INSTRUCTION >> Produce the listing below again, exactly as shown.

EXTRACTED RECORDS >>
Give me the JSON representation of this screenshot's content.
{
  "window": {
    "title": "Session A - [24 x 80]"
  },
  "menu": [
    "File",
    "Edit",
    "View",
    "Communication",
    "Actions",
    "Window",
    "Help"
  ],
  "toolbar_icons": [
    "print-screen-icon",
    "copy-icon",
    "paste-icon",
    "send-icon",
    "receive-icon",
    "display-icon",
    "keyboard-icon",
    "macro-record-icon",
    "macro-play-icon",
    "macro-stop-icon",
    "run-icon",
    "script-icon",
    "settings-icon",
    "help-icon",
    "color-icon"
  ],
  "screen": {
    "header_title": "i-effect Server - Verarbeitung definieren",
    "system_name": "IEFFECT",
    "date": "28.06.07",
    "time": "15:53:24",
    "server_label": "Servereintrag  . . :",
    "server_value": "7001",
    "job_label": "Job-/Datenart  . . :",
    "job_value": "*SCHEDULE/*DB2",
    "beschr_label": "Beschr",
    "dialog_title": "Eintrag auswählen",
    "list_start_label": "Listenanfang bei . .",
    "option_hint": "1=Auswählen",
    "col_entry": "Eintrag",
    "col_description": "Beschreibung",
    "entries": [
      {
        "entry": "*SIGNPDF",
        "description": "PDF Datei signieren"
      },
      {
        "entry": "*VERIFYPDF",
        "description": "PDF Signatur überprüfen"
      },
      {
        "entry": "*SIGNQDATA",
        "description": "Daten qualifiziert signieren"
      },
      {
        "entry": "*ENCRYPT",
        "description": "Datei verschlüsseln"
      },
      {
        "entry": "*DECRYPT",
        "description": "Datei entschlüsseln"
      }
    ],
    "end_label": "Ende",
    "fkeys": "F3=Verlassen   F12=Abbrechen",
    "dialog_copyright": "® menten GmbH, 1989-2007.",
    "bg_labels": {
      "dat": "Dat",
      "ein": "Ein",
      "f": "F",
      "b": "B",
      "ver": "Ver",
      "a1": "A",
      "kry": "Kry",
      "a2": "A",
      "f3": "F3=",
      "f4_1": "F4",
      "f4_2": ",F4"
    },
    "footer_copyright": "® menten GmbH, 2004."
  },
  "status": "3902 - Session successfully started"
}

RESPONSE TO THE TASK >>
Give me the JSON representation of this screenshot's content.
{
  "window": {
    "title": "Session A - [24 x 80]"
  },
  "menu": [
    "File",
    "Edit",
    "View",
    "Communication",
    "Actions",
    "Window",
    "Help"
  ],
  "toolbar_icons": [
    "print-screen-icon",
    "copy-icon",
    "paste-icon",
    "send-icon",
    "receive-icon",
    "display-icon",
    "keyboard-icon",
    "macro-record-icon",
    "macro-play-icon",
    "macro-stop-icon",
    "run-icon",
    "script-icon",
    "settings-icon",
    "help-icon",
    "color-icon"
  ],
  "screen": {
    "header_title": "i-effect Server - Verarbeitung definieren",
    "system_name": "IEFFECT",
    "date": "28.06.07",
    "time": "15:53:24",
    "server_label": "Servereintrag  . . :",
    "server_value": "7001",
    "job_label": "Job-/Datenart  . . :",
    "job_value": "*SCHEDULE/*DB2",
    "beschr_label": "Beschr",
    "dialog_title": "Eintrag auswählen",
    "list_start_label": "Listenanfang bei . .",
    "option_hint": "1=Auswählen",
    "col_entry": "Eintrag",
    "col_description": "Beschreibung",
    "entries": [
      {
        "entry": "*SIGNPDF",
        "description": "PDF Datei signieren"
      },
      {
        "entry": "*VERIFYPDF",
        "description": "PDF Signatur überprüfen"
      },
      {
        "entry": "*SIGNQDATA",
        "description": "Daten qualifiziert signieren"
      },
      {
        "entry": "*ENCRYPT",
        "description": "Datei verschlüsseln"
      },
      {
        "entry": "*DECRYPT",
        "description": "Datei entschlüsseln"
      }
    ],
    "end_label": "Ende",
    "fkeys": "F3=Verlassen   F12=Abbrechen",
    "dialog_copyright": "® menten GmbH, 1989-2007.",
    "bg_labels": {
      "dat": "Dat",
      "ein": "Ein",
      "f": "F",
      "b": "B",
      "ver": "Ver",
      "a1": "A",
      "kry": "Kry",
      "a2": "A",
      "f3": "F3=",
      "f4_1": "F4",
      "f4_2": ",F4"
    },
    "footer_copyright": "® menten GmbH, 2004."
  },
  "status": "3902 - Session successfully started"
}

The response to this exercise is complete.